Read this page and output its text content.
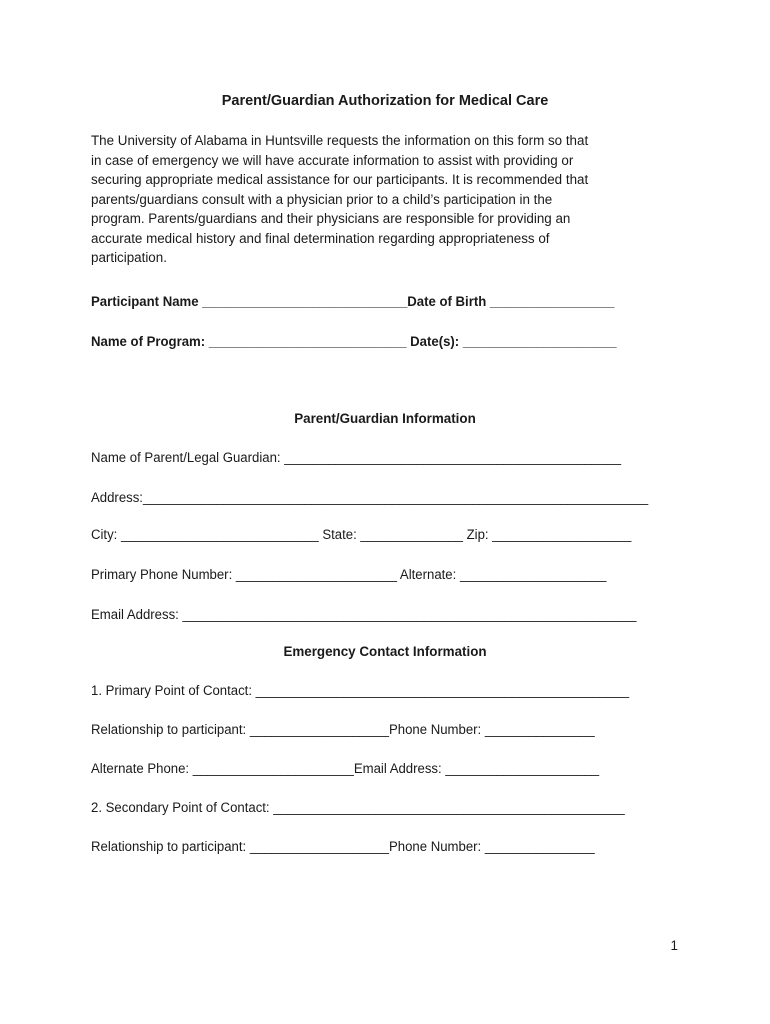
Parent/Guardian Authorization for Medical Care

The University of Alabama in Huntsville requests the information on this form so that
in case of emergency we will have accurate information to assist with providing or
securing appropriate medical assistance for our participants. It is recommended that
parents/guardians consult with a physician prior to a child’s participation in the
program. Parents/guardians and their physicians are responsible for providing an
accurate medical history and final determination regarding appropriateness of
participation.

Participant Name ____________________________Date of Birth _________________

Name of Program: ___________________________ Date(s): _____________________

Parent/Guardian Information

Name of Parent/Legal Guardian: ______________________________________________

Address:_____________________________________________________________________

City: ___________________________ State: ______________ Zip: ___________________

Primary Phone Number: ______________________ Alternate: ____________________

Email Address: ______________________________________________________________

Emergency Contact Information

1. Primary Point of Contact: ___________________________________________________

Relationship to participant: ___________________Phone Number: _______________

Alternate Phone: ______________________Email Address: _____________________

2. Secondary Point of Contact: ________________________________________________

Relationship to participant: ___________________Phone Number: _______________

1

SHORT EXERCISE —
Send back the data above word for word, with the pictures left out.

ANSWER —
Read this page and output its text content.
Parent/Guardian Authorization for Medical Care

The University of Alabama in Huntsville requests the information on this form so that
in case of emergency we will have accurate information to assist with providing or
securing appropriate medical assistance for our participants. It is recommended that
parents/guardians consult with a physician prior to a child’s participation in the
program. Parents/guardians and their physicians are responsible for providing an
accurate medical history and final determination regarding appropriateness of
participation.

Participant Name ____________________________Date of Birth _________________

Name of Program: ___________________________ Date(s): _____________________

Parent/Guardian Information

Name of Parent/Legal Guardian: ______________________________________________

Address:_____________________________________________________________________

City: ___________________________ State: ______________ Zip: ___________________

Primary Phone Number: ______________________ Alternate: ____________________

Email Address: ______________________________________________________________

Emergency Contact Information

1. Primary Point of Contact: ___________________________________________________

Relationship to participant: ___________________Phone Number: _______________

Alternate Phone: ______________________Email Address: _____________________

2. Secondary Point of Contact: ________________________________________________

Relationship to participant: ___________________Phone Number: _______________

1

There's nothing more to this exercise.